%%

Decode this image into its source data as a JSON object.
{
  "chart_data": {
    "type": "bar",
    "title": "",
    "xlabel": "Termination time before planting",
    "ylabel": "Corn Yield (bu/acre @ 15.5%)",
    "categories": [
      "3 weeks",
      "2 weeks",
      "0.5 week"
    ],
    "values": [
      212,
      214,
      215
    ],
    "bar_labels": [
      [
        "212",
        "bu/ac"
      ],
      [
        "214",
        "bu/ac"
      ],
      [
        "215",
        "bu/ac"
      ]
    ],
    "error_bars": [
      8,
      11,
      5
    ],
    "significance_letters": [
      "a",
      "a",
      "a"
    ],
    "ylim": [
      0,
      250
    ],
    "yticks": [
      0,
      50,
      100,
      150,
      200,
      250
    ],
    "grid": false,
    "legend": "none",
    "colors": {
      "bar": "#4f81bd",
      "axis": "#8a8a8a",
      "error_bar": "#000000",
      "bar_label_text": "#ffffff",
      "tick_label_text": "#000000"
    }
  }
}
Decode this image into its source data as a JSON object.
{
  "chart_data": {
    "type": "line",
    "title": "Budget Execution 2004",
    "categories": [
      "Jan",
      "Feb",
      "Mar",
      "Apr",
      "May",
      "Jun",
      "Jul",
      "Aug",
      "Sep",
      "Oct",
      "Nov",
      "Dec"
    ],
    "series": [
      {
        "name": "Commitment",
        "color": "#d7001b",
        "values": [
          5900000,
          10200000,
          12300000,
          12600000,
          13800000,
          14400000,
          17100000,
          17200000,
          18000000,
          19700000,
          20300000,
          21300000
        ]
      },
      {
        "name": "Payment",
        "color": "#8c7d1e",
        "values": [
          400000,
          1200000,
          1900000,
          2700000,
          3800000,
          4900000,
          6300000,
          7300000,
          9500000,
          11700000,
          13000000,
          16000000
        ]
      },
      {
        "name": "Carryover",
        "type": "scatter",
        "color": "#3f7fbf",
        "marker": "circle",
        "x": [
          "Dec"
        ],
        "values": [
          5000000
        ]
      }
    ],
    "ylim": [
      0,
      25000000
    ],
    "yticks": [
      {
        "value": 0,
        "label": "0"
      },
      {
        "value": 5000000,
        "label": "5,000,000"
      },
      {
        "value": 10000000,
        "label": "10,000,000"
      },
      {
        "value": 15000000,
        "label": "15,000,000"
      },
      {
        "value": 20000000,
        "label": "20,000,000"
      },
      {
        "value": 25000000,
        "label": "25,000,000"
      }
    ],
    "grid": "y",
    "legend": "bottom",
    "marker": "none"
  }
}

%%

_What you should do_
Copy out every line of the data above, exactly as given.

_Reply to the exercise_
Decode this image into its source data as a JSON object.
{
  "chart_data": {
    "type": "bar",
    "title": "",
    "xlabel": "Termination time before planting",
    "ylabel": "Corn Yield (bu/acre @ 15.5%)",
    "categories": [
      "3 weeks",
      "2 weeks",
      "0.5 week"
    ],
    "values": [
      212,
      214,
      215
    ],
    "bar_labels": [
      [
        "212",
        "bu/ac"
      ],
      [
        "214",
        "bu/ac"
      ],
      [
        "215",
        "bu/ac"
      ]
    ],
    "error_bars": [
      8,
      11,
      5
    ],
    "significance_letters": [
      "a",
      "a",
      "a"
    ],
    "ylim": [
      0,
      250
    ],
    "yticks": [
      0,
      50,
      100,
      150,
      200,
      250
    ],
    "grid": false,
    "legend": "none",
    "colors": {
      "bar": "#4f81bd",
      "axis": "#8a8a8a",
      "error_bar": "#000000",
      "bar_label_text": "#ffffff",
      "tick_label_text": "#000000"
    }
  }
}
Decode this image into its source data as a JSON object.
{
  "chart_data": {
    "type": "line",
    "title": "Budget Execution 2004",
    "categories": [
      "Jan",
      "Feb",
      "Mar",
      "Apr",
      "May",
      "Jun",
      "Jul",
      "Aug",
      "Sep",
      "Oct",
      "Nov",
      "Dec"
    ],
    "series": [
      {
        "name": "Commitment",
        "color": "#d7001b",
        "values": [
          5900000,
          10200000,
          12300000,
          12600000,
          13800000,
          14400000,
          17100000,
          17200000,
          18000000,
          19700000,
          20300000,
          21300000
        ]
      },
      {
        "name": "Payment",
        "color": "#8c7d1e",
        "values": [
          400000,
          1200000,
          1900000,
          2700000,
          3800000,
          4900000,
          6300000,
          7300000,
          9500000,
          11700000,
          13000000,
          16000000
        ]
      },
      {
        "name": "Carryover",
        "type": "scatter",
        "color": "#3f7fbf",
        "marker": "circle",
        "x": [
          "Dec"
        ],
        "values": [
          5000000
        ]
      }
    ],
    "ylim": [
      0,
      25000000
    ],
    "yticks": [
      {
        "value": 0,
        "label": "0"
      },
      {
        "value": 5000000,
        "label": "5,000,000"
      },
      {
        "value": 10000000,
        "label": "10,000,000"
      },
      {
        "value": 15000000,
        "label": "15,000,000"
      },
      {
        "value": 20000000,
        "label": "20,000,000"
      },
      {
        "value": 25000000,
        "label": "25,000,000"
      }
    ],
    "grid": "y",
    "legend": "bottom",
    "marker": "none"
  }
}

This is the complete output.